MATERIAL SHOWN →
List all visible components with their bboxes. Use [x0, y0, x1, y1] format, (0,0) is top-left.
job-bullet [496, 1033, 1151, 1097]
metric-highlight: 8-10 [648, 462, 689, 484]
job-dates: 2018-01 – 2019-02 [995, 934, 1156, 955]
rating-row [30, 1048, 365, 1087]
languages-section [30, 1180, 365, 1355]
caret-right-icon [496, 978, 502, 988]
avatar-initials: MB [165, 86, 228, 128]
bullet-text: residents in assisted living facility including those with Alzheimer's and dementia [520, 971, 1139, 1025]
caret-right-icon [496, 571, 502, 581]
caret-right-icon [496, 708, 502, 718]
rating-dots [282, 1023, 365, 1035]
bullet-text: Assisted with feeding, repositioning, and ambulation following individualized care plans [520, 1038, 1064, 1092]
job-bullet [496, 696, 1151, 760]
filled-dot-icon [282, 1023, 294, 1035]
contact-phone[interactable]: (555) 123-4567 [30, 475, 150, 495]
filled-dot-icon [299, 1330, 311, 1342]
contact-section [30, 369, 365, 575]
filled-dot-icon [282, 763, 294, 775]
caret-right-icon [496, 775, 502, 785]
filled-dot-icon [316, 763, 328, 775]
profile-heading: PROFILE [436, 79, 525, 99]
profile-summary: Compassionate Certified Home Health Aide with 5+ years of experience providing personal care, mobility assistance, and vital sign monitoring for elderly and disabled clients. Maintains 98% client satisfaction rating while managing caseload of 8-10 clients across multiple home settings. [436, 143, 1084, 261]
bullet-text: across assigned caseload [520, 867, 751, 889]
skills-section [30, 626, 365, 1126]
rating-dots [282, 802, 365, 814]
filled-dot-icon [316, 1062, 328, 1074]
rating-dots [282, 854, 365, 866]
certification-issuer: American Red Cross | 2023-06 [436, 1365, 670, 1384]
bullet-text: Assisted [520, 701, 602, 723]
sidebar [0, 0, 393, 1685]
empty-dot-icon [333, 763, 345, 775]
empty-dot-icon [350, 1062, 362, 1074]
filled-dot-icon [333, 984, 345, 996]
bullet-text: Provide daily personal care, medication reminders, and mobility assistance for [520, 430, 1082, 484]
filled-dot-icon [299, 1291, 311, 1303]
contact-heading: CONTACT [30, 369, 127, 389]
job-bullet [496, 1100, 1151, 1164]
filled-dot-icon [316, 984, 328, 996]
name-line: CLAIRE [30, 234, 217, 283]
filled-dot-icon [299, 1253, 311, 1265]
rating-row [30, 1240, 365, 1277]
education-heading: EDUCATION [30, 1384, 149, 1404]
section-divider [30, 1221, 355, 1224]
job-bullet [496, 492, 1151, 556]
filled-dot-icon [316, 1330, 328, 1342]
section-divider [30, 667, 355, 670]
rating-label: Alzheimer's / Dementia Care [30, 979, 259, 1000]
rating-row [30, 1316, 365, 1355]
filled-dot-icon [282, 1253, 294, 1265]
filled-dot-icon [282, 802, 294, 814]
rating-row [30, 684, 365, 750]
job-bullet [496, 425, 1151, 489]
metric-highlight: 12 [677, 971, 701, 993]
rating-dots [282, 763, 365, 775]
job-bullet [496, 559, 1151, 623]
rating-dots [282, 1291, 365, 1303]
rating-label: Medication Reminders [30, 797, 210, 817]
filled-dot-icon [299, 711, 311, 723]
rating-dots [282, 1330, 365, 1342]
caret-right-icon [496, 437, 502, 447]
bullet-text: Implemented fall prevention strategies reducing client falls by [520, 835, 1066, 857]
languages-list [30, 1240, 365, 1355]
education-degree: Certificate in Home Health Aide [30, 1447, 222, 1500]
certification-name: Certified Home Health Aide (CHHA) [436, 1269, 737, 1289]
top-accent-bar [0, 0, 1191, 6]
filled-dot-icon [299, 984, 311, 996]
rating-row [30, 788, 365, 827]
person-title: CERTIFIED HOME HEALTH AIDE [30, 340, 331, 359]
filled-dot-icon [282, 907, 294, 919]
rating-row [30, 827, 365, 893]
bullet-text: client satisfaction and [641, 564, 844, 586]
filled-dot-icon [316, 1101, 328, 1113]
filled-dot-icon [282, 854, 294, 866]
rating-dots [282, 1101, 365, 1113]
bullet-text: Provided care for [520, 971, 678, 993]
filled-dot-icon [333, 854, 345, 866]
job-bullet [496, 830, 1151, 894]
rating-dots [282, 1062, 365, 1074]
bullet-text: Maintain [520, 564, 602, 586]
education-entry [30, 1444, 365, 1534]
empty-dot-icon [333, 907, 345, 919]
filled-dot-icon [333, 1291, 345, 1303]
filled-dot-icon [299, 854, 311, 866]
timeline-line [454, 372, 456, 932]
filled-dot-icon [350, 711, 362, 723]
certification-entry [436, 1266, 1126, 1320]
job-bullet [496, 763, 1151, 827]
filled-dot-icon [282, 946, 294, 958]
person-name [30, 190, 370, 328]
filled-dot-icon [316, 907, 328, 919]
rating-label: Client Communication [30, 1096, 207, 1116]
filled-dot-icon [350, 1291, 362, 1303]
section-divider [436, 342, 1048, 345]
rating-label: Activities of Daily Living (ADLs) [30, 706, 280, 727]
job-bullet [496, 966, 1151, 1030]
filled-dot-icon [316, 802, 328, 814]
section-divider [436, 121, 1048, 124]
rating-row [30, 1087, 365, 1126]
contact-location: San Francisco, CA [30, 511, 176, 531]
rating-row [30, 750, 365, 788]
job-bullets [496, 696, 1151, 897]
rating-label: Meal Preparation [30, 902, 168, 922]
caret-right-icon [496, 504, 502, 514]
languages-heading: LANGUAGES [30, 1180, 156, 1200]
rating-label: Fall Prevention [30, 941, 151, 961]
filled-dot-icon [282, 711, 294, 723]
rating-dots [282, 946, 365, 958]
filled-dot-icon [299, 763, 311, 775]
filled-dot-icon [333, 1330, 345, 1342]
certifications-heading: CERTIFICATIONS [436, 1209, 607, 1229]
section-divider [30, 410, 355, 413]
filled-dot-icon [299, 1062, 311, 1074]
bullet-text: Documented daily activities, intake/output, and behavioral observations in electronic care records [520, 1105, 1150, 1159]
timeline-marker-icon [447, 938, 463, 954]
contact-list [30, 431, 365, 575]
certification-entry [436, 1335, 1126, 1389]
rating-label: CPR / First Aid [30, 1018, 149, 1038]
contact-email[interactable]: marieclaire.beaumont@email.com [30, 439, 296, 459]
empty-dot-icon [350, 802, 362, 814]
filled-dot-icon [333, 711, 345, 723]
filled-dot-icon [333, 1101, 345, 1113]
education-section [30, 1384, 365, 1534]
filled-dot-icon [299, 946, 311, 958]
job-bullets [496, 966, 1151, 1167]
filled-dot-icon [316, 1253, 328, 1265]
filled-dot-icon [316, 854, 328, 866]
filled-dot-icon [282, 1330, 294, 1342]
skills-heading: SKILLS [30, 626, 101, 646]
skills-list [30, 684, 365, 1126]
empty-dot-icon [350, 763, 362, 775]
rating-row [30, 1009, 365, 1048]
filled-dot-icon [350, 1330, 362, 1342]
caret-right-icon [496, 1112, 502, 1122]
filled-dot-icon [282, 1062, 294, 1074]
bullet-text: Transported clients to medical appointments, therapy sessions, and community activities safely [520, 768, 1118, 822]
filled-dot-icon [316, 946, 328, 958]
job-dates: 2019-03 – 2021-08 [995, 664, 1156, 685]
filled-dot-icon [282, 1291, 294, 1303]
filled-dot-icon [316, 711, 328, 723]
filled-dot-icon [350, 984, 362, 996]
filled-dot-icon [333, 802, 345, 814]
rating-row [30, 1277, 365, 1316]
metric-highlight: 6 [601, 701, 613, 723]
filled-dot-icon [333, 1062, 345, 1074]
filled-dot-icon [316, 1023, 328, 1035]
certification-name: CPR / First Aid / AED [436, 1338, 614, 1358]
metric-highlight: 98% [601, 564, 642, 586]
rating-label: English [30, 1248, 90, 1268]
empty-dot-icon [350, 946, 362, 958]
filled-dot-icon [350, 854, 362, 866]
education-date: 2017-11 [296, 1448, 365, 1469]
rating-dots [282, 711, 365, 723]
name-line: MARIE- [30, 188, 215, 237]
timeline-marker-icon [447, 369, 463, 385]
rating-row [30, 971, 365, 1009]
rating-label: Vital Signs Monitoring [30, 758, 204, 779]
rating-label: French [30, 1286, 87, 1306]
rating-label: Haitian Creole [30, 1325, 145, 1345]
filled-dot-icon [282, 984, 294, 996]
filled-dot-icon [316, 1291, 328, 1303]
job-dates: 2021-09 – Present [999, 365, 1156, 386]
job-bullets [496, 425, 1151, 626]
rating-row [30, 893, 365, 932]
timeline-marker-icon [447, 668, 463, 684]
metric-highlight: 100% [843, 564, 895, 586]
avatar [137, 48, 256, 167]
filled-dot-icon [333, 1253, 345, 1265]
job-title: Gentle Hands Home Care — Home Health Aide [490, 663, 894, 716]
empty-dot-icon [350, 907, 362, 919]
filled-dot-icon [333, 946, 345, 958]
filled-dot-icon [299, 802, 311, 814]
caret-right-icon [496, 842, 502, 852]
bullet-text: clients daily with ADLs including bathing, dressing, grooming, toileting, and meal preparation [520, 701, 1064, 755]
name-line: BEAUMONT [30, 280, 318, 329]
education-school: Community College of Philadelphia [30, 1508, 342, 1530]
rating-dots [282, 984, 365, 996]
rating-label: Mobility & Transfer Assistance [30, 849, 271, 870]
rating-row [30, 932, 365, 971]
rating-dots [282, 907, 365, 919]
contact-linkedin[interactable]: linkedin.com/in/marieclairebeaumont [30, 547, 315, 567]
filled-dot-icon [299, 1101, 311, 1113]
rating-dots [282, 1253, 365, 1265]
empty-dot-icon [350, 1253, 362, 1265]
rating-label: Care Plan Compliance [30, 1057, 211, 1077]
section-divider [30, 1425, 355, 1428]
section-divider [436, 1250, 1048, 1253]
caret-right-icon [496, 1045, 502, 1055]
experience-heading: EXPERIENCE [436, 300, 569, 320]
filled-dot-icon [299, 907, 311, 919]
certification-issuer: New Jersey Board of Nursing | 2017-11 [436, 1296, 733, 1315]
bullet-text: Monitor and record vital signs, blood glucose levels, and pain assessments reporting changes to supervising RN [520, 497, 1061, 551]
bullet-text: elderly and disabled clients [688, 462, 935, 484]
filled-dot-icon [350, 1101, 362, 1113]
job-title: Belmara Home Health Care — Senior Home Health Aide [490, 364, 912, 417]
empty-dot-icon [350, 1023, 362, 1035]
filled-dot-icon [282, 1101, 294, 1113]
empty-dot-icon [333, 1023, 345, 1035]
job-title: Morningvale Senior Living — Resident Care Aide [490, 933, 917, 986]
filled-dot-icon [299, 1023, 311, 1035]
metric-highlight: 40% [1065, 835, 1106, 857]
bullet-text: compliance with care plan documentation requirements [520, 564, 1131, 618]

TO DO → Rewrite the data from its first line through the line containing "caret-right-icon [496, 978, 502, 988]", substituting "rating-line" for "rating-row" and changing nothing else.

ANSWER TO THIS PROBLEM →
List all visible components with their bboxes. Use [x0, y0, x1, y1] format, (0,0) is top-left.
job-bullet [496, 1033, 1151, 1097]
metric-highlight: 8-10 [648, 462, 689, 484]
job-dates: 2018-01 – 2019-02 [995, 934, 1156, 955]
rating-line [30, 1048, 365, 1087]
languages-section [30, 1180, 365, 1355]
caret-right-icon [496, 978, 502, 988]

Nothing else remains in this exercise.